**Stated task:** What lines of the data hold the string "office"? Pull each one out.
§
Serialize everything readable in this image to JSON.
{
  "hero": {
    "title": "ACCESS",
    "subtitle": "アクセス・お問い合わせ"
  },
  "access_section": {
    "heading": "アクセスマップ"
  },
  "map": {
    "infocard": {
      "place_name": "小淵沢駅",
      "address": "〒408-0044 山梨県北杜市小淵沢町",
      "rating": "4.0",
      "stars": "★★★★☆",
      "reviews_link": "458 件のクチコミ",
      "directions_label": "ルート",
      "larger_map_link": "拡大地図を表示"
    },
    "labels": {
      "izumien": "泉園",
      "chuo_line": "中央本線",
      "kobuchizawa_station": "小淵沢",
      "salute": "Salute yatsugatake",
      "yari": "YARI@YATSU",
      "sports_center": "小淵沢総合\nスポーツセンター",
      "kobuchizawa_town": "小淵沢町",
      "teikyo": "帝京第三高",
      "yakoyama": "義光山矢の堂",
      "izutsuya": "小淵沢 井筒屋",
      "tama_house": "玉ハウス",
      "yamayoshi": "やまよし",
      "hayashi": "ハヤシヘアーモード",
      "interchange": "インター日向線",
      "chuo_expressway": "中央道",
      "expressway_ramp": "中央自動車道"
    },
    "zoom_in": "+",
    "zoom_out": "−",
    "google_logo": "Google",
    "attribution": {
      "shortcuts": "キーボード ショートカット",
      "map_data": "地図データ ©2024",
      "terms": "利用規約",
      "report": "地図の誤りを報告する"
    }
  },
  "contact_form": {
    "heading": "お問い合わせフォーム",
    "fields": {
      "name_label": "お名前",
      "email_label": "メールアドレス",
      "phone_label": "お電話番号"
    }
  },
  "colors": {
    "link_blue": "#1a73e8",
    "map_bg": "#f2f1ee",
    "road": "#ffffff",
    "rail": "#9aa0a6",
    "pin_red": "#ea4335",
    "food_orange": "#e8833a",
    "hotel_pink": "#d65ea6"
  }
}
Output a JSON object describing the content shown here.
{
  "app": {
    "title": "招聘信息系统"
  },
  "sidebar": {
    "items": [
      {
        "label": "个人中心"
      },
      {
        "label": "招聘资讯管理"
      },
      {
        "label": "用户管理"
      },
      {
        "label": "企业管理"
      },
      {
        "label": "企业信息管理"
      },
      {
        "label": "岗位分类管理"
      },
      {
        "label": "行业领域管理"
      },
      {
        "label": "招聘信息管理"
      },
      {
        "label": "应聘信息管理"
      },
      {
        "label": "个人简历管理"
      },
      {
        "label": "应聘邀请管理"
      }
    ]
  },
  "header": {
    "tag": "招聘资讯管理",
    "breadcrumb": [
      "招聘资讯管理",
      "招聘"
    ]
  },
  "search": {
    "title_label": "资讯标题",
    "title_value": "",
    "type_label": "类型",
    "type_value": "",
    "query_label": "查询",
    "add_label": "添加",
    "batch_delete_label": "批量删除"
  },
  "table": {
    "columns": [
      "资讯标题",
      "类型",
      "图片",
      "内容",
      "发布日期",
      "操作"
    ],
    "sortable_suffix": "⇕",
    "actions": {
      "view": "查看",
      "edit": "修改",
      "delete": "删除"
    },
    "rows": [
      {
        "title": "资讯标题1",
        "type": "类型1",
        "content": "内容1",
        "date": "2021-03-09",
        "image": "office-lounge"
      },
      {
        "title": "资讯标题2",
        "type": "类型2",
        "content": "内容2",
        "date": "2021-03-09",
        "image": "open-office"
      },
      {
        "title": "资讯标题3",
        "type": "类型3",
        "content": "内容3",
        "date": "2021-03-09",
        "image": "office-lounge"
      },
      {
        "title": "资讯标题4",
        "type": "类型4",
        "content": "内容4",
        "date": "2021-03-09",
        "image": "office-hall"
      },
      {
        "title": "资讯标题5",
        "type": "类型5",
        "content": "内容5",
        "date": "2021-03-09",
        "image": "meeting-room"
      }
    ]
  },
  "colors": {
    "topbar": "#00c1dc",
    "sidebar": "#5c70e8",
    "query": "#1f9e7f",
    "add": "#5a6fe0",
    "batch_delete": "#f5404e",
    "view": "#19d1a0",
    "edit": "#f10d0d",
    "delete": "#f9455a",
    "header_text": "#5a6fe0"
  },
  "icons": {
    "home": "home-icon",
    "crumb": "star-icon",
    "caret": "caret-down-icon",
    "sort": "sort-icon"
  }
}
§
**Correct answer:**
        "image": "office-lounge"
        "image": "open-office"
        "image": "office-lounge"
        "image": "office-hall"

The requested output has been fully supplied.